Tally the lines in the records underneath that contain the string "content", and state the figure by itself.

####

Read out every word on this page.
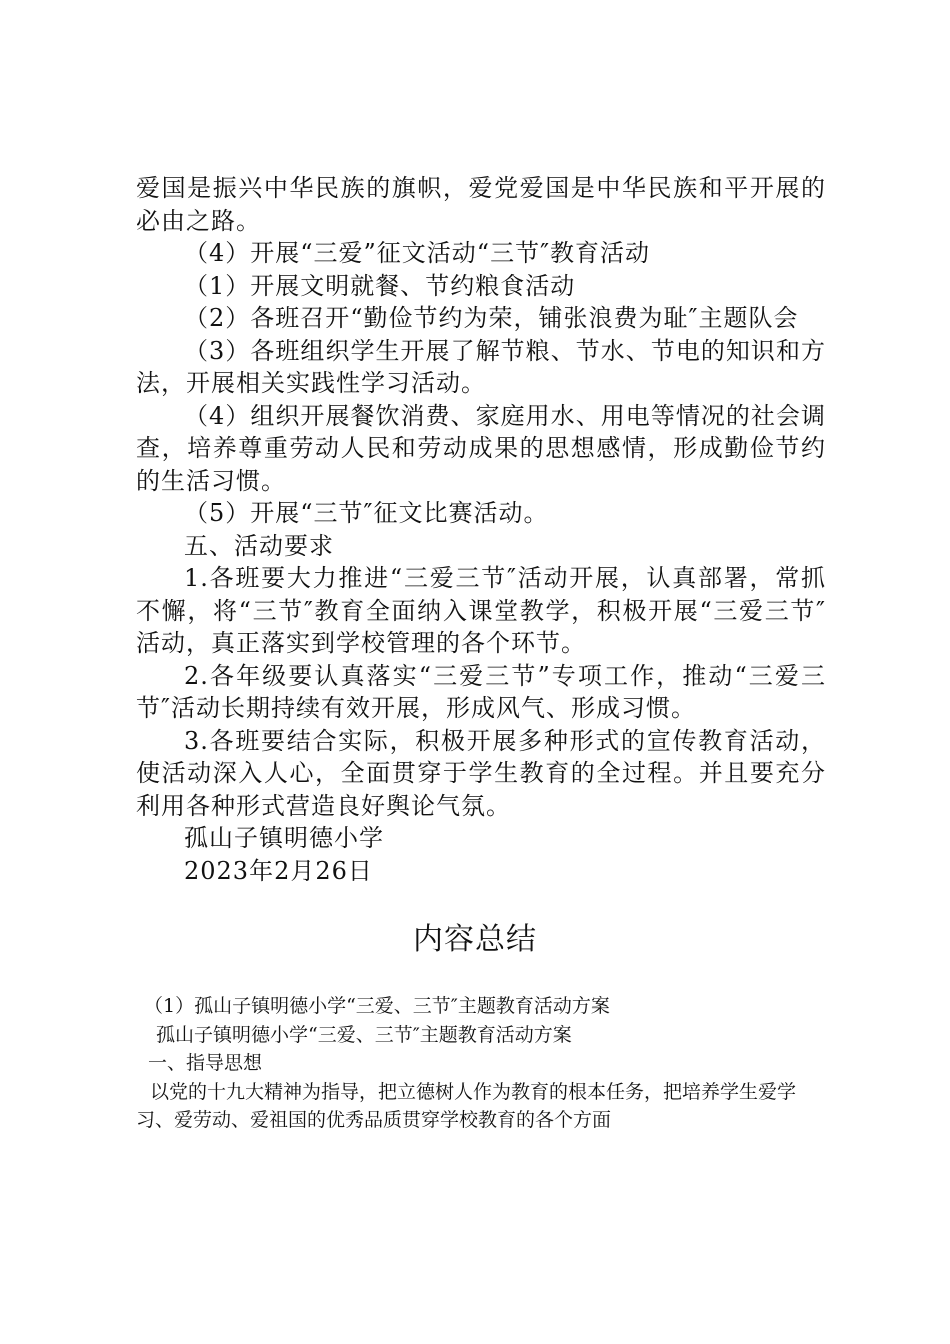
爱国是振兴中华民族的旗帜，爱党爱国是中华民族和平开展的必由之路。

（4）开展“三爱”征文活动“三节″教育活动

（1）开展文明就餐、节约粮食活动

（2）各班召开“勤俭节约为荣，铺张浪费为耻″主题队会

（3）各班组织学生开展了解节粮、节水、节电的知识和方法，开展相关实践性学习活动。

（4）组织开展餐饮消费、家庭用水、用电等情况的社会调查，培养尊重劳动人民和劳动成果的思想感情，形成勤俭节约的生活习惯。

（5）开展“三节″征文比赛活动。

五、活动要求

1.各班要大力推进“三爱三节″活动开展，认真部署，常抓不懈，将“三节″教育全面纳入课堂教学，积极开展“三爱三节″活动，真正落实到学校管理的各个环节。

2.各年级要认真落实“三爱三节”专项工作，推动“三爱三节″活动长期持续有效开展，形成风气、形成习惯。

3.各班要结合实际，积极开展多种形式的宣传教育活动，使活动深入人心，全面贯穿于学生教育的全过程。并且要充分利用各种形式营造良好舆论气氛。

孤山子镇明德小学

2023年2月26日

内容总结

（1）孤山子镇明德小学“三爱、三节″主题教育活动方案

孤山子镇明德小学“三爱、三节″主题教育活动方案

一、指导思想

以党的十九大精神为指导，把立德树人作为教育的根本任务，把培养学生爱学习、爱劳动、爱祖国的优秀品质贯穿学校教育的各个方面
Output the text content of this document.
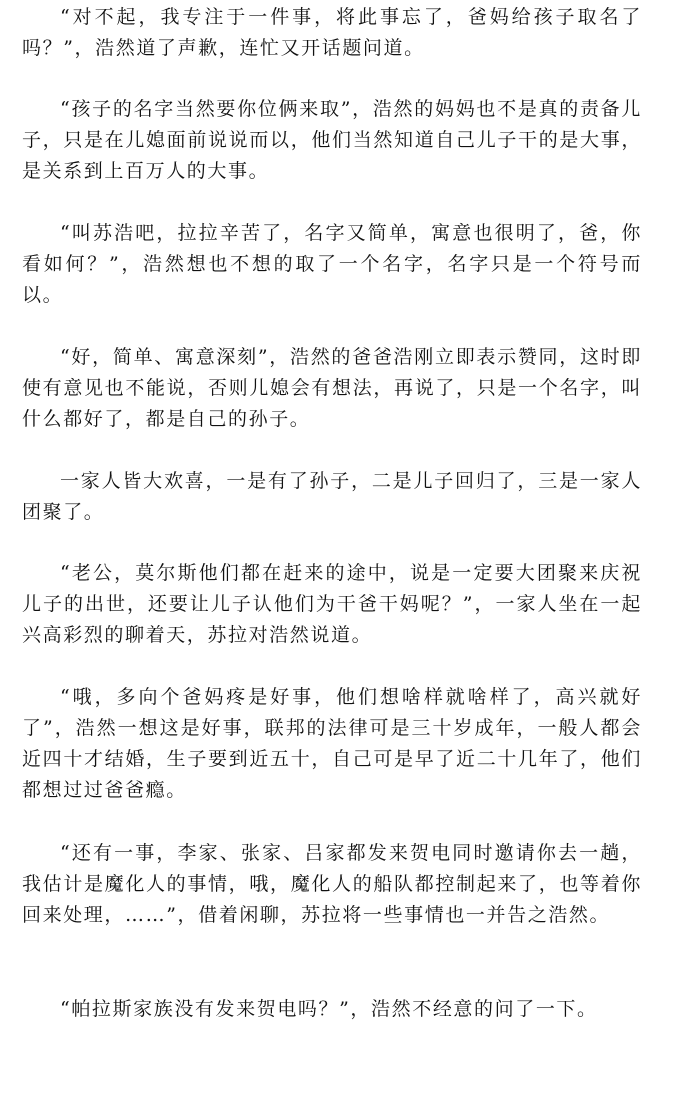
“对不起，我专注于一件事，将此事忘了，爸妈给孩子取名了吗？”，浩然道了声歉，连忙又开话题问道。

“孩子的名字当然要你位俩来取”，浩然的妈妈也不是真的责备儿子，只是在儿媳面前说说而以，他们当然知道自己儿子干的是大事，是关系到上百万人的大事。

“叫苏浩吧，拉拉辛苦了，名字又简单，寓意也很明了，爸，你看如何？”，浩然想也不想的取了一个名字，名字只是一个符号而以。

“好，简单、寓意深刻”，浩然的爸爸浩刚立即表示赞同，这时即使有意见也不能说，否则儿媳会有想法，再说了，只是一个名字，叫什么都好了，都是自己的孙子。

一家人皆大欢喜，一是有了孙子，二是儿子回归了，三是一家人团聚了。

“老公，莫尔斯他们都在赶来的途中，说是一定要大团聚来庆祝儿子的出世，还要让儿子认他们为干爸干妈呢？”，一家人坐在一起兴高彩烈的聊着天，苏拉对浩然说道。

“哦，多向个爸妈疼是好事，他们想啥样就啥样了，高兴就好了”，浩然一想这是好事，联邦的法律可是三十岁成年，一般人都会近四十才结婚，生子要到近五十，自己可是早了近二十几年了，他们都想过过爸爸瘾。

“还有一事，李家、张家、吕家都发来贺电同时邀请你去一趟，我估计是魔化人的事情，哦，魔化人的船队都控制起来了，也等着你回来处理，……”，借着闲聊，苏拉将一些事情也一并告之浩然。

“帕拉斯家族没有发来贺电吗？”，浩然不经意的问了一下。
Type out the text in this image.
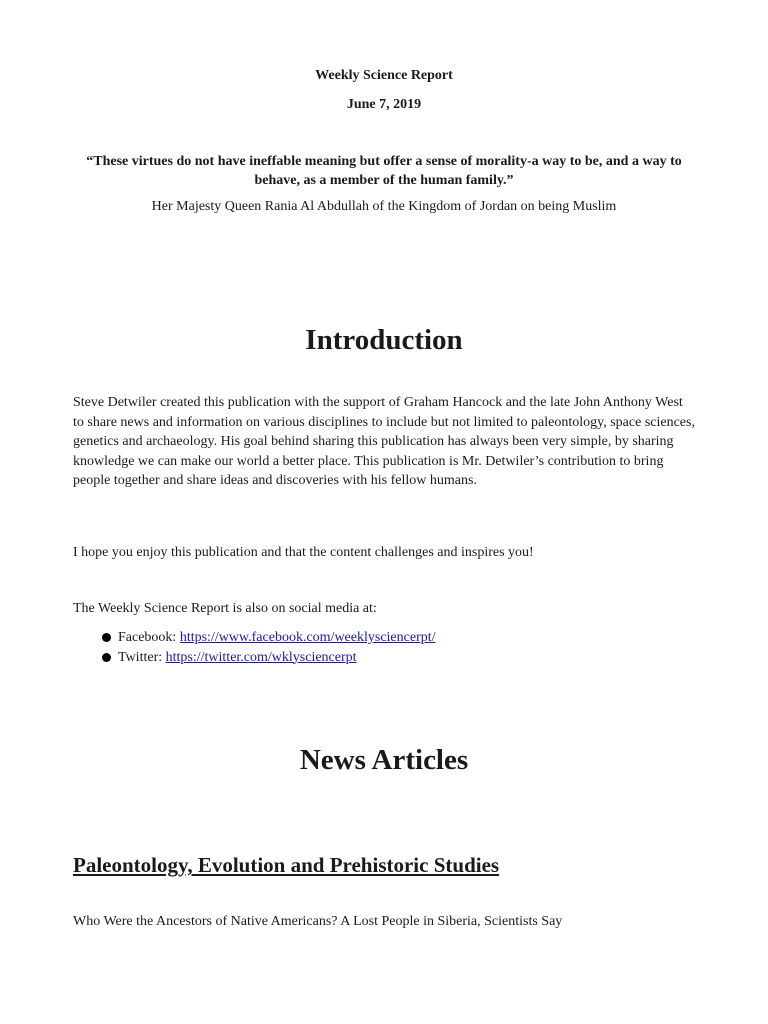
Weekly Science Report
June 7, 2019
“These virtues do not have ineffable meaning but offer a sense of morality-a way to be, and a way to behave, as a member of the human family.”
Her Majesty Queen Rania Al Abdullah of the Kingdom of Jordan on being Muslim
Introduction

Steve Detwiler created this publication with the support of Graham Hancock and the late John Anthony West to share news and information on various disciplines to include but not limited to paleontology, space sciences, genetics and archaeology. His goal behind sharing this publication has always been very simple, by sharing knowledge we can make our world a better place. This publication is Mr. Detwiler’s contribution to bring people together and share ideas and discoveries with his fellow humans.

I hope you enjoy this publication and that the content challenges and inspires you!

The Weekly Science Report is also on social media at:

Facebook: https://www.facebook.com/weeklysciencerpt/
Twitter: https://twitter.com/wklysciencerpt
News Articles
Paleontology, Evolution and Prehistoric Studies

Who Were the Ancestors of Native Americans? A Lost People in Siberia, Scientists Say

####

## Worked solution
2